**Exercise directions:** Set down every record once more, exactly as given.

(Entries taken from a collection)
----------

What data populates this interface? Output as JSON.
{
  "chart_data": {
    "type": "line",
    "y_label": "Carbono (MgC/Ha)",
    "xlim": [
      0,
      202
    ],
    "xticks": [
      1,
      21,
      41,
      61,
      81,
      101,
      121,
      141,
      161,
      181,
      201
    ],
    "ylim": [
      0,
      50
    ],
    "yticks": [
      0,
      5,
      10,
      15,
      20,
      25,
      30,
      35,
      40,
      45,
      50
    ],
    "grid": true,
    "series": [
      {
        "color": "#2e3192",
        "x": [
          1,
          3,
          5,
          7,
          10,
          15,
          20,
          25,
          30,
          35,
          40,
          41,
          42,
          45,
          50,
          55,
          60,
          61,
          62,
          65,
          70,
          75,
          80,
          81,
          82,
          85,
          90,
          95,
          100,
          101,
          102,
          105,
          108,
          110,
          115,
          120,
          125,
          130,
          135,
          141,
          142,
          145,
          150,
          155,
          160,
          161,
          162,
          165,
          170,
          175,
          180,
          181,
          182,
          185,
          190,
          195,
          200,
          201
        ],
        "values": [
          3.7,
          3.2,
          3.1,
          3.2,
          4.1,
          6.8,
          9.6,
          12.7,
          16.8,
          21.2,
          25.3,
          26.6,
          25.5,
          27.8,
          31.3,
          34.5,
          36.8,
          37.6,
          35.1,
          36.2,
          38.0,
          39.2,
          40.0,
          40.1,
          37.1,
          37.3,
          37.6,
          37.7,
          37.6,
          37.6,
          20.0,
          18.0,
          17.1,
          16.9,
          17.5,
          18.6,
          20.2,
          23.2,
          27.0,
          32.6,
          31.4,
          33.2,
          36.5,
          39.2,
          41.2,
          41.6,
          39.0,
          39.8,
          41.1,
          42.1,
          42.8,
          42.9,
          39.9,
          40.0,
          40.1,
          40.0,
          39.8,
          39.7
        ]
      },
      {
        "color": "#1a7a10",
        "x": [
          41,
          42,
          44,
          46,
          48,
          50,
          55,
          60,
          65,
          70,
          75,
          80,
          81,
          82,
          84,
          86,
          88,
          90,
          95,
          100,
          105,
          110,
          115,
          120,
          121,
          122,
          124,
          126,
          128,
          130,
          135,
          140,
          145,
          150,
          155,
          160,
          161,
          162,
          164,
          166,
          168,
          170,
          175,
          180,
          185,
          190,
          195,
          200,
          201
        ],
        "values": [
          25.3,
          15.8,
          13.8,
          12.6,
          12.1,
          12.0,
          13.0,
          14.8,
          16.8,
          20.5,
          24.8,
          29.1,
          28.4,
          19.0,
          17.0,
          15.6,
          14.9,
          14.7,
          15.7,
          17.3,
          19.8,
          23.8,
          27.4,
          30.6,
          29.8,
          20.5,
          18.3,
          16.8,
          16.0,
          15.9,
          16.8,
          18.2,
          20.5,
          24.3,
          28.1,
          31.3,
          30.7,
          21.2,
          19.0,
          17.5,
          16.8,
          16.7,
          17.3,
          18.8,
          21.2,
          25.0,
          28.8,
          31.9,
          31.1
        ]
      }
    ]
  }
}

----------

**Complete answer:**
What data populates this interface? Output as JSON.
{
  "chart_data": {
    "type": "line",
    "y_label": "Carbono (MgC/Ha)",
    "xlim": [
      0,
      202
    ],
    "xticks": [
      1,
      21,
      41,
      61,
      81,
      101,
      121,
      141,
      161,
      181,
      201
    ],
    "ylim": [
      0,
      50
    ],
    "yticks": [
      0,
      5,
      10,
      15,
      20,
      25,
      30,
      35,
      40,
      45,
      50
    ],
    "grid": true,
    "series": [
      {
        "color": "#2e3192",
        "x": [
          1,
          3,
          5,
          7,
          10,
          15,
          20,
          25,
          30,
          35,
          40,
          41,
          42,
          45,
          50,
          55,
          60,
          61,
          62,
          65,
          70,
          75,
          80,
          81,
          82,
          85,
          90,
          95,
          100,
          101,
          102,
          105,
          108,
          110,
          115,
          120,
          125,
          130,
          135,
          141,
          142,
          145,
          150,
          155,
          160,
          161,
          162,
          165,
          170,
          175,
          180,
          181,
          182,
          185,
          190,
          195,
          200,
          201
        ],
        "values": [
          3.7,
          3.2,
          3.1,
          3.2,
          4.1,
          6.8,
          9.6,
          12.7,
          16.8,
          21.2,
          25.3,
          26.6,
          25.5,
          27.8,
          31.3,
          34.5,
          36.8,
          37.6,
          35.1,
          36.2,
          38.0,
          39.2,
          40.0,
          40.1,
          37.1,
          37.3,
          37.6,
          37.7,
          37.6,
          37.6,
          20.0,
          18.0,
          17.1,
          16.9,
          17.5,
          18.6,
          20.2,
          23.2,
          27.0,
          32.6,
          31.4,
          33.2,
          36.5,
          39.2,
          41.2,
          41.6,
          39.0,
          39.8,
          41.1,
          42.1,
          42.8,
          42.9,
          39.9,
          40.0,
          40.1,
          40.0,
          39.8,
          39.7
        ]
      },
      {
        "color": "#1a7a10",
        "x": [
          41,
          42,
          44,
          46,
          48,
          50,
          55,
          60,
          65,
          70,
          75,
          80,
          81,
          82,
          84,
          86,
          88,
          90,
          95,
          100,
          105,
          110,
          115,
          120,
          121,
          122,
          124,
          126,
          128,
          130,
          135,
          140,
          145,
          150,
          155,
          160,
          161,
          162,
          164,
          166,
          168,
          170,
          175,
          180,
          185,
          190,
          195,
          200,
          201
        ],
        "values": [
          25.3,
          15.8,
          13.8,
          12.6,
          12.1,
          12.0,
          13.0,
          14.8,
          16.8,
          20.5,
          24.8,
          29.1,
          28.4,
          19.0,
          17.0,
          15.6,
          14.9,
          14.7,
          15.7,
          17.3,
          19.8,
          23.8,
          27.4,
          30.6,
          29.8,
          20.5,
          18.3,
          16.8,
          16.0,
          15.9,
          16.8,
          18.2,
          20.5,
          24.3,
          28.1,
          31.3,
          30.7,
          21.2,
          19.0,
          17.5,
          16.8,
          16.7,
          17.3,
          18.8,
          21.2,
          25.0,
          28.8,
          31.9,
          31.1
        ]
      }
    ]
  }
}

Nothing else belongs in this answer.